■ Given exercise: Check each line of the entries below for the string "title"; copy every line where it appears.

■ Given records:
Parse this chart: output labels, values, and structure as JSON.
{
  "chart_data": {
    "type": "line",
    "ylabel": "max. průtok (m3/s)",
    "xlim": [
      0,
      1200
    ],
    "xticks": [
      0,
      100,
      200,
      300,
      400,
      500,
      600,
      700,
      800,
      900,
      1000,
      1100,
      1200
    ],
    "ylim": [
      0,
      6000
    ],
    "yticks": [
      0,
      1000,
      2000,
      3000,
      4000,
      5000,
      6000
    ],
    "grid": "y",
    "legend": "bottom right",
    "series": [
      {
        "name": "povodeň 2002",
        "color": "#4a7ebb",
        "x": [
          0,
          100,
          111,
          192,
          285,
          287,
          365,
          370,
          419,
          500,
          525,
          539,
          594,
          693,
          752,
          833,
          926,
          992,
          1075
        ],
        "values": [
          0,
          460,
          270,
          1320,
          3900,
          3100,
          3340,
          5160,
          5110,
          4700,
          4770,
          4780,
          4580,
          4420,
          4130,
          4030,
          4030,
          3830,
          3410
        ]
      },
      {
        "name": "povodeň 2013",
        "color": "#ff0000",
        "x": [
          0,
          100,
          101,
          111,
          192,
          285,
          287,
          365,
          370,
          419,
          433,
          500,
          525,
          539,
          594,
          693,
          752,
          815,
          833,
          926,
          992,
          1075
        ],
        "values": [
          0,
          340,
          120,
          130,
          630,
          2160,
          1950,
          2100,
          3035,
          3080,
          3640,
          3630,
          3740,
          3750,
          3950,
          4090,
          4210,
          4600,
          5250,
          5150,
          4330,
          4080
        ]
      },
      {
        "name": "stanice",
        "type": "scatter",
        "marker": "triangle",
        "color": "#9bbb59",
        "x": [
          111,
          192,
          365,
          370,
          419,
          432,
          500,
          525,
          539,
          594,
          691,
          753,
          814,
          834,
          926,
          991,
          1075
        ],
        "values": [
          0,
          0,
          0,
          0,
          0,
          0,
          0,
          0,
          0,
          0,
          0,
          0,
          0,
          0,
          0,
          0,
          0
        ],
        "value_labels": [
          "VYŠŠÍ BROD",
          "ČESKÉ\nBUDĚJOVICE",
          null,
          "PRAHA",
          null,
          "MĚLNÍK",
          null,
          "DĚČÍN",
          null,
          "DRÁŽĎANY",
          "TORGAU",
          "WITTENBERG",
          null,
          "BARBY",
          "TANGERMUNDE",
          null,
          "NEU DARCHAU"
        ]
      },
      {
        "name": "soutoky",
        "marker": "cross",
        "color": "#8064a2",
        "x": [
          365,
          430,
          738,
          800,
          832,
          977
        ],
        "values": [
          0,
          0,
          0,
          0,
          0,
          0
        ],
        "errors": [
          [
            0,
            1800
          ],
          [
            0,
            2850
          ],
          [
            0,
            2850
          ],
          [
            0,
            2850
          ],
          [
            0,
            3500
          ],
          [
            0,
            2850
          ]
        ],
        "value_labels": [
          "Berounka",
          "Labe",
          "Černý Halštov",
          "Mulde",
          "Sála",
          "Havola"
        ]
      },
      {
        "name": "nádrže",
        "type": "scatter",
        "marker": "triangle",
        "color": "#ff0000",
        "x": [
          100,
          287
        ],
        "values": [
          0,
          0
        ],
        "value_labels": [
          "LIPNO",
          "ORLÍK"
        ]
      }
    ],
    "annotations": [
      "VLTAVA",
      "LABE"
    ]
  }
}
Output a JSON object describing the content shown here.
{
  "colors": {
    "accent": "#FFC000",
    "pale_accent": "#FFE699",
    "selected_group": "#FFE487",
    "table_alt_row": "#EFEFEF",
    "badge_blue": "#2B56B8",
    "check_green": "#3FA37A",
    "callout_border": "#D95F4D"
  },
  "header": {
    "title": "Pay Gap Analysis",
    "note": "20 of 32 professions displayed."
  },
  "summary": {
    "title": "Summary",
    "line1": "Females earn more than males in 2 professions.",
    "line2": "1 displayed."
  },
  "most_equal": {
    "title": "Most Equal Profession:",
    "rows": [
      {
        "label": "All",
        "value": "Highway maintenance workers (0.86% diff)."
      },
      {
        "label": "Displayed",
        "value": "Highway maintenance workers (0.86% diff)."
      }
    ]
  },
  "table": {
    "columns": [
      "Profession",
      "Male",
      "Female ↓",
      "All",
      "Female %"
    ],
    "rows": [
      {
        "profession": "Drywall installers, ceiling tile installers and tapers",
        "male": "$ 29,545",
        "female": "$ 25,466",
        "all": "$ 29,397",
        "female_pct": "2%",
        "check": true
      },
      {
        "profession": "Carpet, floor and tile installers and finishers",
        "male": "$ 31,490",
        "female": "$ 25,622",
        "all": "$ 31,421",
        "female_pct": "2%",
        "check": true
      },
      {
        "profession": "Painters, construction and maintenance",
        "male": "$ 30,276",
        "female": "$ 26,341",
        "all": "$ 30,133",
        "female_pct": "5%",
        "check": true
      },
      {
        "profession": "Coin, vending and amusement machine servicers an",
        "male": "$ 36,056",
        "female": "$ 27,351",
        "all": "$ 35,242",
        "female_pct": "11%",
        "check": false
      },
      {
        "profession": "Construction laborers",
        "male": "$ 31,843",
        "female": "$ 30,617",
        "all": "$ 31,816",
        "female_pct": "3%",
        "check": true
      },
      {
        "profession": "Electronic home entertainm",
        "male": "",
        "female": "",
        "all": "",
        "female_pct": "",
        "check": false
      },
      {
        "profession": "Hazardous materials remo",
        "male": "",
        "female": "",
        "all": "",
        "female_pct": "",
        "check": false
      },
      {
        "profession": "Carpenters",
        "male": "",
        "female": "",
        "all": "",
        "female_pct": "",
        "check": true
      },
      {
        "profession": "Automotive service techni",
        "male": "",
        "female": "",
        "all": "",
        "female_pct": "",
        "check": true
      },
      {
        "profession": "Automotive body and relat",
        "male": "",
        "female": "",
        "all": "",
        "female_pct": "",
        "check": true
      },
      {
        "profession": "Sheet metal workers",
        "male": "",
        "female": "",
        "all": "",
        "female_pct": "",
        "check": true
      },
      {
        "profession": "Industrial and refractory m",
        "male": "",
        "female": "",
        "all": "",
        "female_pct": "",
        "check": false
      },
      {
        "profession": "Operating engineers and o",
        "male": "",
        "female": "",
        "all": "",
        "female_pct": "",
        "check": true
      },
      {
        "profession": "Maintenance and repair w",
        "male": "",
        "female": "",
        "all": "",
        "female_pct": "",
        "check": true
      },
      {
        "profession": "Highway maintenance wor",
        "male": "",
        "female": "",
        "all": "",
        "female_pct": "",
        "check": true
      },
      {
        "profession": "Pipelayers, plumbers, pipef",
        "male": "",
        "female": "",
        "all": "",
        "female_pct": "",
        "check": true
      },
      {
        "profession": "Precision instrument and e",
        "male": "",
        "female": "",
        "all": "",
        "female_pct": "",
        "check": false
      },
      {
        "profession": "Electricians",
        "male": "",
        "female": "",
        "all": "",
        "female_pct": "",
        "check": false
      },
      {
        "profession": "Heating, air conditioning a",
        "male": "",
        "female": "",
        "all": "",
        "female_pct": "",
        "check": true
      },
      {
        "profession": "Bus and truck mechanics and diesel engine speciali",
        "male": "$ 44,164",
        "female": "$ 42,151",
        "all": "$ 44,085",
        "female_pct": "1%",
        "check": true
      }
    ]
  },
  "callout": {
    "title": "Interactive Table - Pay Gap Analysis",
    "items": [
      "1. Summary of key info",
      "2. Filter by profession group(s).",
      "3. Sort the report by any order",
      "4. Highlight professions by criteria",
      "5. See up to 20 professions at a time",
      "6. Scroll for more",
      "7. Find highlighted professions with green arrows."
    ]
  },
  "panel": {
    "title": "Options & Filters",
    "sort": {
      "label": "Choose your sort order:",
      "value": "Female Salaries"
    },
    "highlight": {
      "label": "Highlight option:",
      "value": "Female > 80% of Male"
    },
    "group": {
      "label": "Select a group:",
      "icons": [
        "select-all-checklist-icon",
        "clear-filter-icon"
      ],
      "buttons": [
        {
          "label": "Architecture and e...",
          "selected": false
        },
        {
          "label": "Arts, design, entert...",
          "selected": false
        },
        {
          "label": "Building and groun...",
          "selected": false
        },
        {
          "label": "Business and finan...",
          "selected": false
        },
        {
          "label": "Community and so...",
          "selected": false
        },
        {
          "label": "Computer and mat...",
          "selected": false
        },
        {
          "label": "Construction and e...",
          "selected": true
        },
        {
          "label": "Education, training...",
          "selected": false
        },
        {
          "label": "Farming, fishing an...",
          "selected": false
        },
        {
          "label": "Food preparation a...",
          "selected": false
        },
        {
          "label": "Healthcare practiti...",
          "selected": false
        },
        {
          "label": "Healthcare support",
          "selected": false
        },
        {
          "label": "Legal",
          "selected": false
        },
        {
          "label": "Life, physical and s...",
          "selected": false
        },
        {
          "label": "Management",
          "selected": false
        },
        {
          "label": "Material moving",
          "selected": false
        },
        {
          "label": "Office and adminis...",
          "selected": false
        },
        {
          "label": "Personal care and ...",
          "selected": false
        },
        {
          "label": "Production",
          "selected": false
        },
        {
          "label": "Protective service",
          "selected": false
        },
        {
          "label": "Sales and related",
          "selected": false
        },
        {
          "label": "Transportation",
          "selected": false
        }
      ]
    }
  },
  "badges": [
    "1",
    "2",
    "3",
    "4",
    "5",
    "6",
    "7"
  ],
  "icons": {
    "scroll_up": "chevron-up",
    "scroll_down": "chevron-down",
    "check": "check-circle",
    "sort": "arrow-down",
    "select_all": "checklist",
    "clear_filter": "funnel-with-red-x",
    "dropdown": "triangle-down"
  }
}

■ Complete response:
    "title": "Pay Gap Analysis",
    "title": "Summary",
    "title": "Most Equal Profession:",
    "title": "Interactive Table - Pay Gap Analysis",
    "title": "Options & Filters",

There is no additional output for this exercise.